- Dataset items
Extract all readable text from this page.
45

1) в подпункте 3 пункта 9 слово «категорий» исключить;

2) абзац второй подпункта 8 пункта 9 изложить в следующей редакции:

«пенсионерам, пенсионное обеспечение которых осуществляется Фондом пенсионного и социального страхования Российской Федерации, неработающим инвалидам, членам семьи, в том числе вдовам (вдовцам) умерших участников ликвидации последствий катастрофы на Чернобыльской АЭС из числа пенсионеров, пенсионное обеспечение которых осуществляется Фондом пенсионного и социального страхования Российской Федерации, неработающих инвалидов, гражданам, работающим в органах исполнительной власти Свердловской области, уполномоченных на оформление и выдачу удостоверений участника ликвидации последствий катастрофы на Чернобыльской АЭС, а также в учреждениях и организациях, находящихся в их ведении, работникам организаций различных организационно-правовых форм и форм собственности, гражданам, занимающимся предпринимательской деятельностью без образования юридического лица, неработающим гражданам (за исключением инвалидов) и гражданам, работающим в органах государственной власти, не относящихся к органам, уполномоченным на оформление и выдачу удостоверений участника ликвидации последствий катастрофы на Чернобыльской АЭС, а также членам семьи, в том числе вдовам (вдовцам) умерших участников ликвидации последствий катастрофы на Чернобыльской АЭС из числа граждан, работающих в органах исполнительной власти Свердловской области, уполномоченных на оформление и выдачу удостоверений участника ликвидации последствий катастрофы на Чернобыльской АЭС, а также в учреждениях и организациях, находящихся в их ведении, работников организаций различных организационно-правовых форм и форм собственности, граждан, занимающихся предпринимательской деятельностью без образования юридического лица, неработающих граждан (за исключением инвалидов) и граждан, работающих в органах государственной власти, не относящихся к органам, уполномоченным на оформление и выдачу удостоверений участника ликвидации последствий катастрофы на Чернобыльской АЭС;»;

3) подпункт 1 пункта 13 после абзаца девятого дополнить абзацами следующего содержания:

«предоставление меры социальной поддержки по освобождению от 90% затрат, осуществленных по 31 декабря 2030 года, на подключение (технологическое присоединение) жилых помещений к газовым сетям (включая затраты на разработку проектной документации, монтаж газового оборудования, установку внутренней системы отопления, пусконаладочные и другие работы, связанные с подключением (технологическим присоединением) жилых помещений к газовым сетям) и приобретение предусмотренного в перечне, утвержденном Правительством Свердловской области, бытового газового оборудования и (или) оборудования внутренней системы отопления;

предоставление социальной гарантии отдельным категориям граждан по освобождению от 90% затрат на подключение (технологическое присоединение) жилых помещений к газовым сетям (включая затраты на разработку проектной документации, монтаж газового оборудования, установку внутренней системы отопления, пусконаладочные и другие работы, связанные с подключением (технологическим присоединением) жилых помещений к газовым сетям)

- What is being asked
Establish how many lines of the records contain the string "пункта" and state that number without elaboration.

- Written response
3